WHAT THIS TASK INVOLVES »
Can you repeat the material from its start through the line containing "language-select-value: English (en-GB)…", inclusive, changing every "Clear Cache" to "Purge Cache" and keeping all else the same?

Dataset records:

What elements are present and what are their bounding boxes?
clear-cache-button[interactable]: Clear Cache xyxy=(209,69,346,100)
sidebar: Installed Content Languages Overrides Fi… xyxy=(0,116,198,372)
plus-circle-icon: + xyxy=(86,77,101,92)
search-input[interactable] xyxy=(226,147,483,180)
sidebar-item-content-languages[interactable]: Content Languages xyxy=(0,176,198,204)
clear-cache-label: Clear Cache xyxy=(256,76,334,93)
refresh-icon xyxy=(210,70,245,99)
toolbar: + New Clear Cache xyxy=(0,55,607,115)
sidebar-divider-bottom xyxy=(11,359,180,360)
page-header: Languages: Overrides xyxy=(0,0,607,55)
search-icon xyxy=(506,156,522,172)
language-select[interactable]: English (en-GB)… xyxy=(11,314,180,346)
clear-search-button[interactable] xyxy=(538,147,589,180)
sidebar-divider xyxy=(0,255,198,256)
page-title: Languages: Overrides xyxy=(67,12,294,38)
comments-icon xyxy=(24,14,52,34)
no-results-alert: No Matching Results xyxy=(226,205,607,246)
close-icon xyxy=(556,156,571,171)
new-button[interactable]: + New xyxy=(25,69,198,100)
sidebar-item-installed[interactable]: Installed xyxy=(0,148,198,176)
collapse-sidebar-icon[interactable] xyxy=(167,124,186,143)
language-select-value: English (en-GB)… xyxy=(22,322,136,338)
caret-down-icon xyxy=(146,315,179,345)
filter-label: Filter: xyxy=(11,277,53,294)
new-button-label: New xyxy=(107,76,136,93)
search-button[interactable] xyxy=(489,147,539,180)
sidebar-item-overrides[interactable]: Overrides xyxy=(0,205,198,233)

TASK ANSWER »
What elements are present and what are their bounding boxes?
clear-cache-button[interactable]: Purge Cache xyxy=(209,69,346,100)
sidebar: Installed Content Languages Overrides Fi… xyxy=(0,116,198,372)
plus-circle-icon: + xyxy=(86,77,101,92)
search-input[interactable] xyxy=(226,147,483,180)
sidebar-item-content-languages[interactable]: Content Languages xyxy=(0,176,198,204)
clear-cache-label: Purge Cache xyxy=(256,76,334,93)
refresh-icon xyxy=(210,70,245,99)
toolbar: + New Purge Cache xyxy=(0,55,607,115)
sidebar-divider-bottom xyxy=(11,359,180,360)
page-header: Languages: Overrides xyxy=(0,0,607,55)
search-icon xyxy=(506,156,522,172)
language-select[interactable]: English (en-GB)… xyxy=(11,314,180,346)
clear-search-button[interactable] xyxy=(538,147,589,180)
sidebar-divider xyxy=(0,255,198,256)
page-title: Languages: Overrides xyxy=(67,12,294,38)
comments-icon xyxy=(24,14,52,34)
no-results-alert: No Matching Results xyxy=(226,205,607,246)
close-icon xyxy=(556,156,571,171)
new-button[interactable]: + New xyxy=(25,69,198,100)
sidebar-item-installed[interactable]: Installed xyxy=(0,148,198,176)
collapse-sidebar-icon[interactable] xyxy=(167,124,186,143)
language-select-value: English (en-GB)… xyxy=(22,322,136,338)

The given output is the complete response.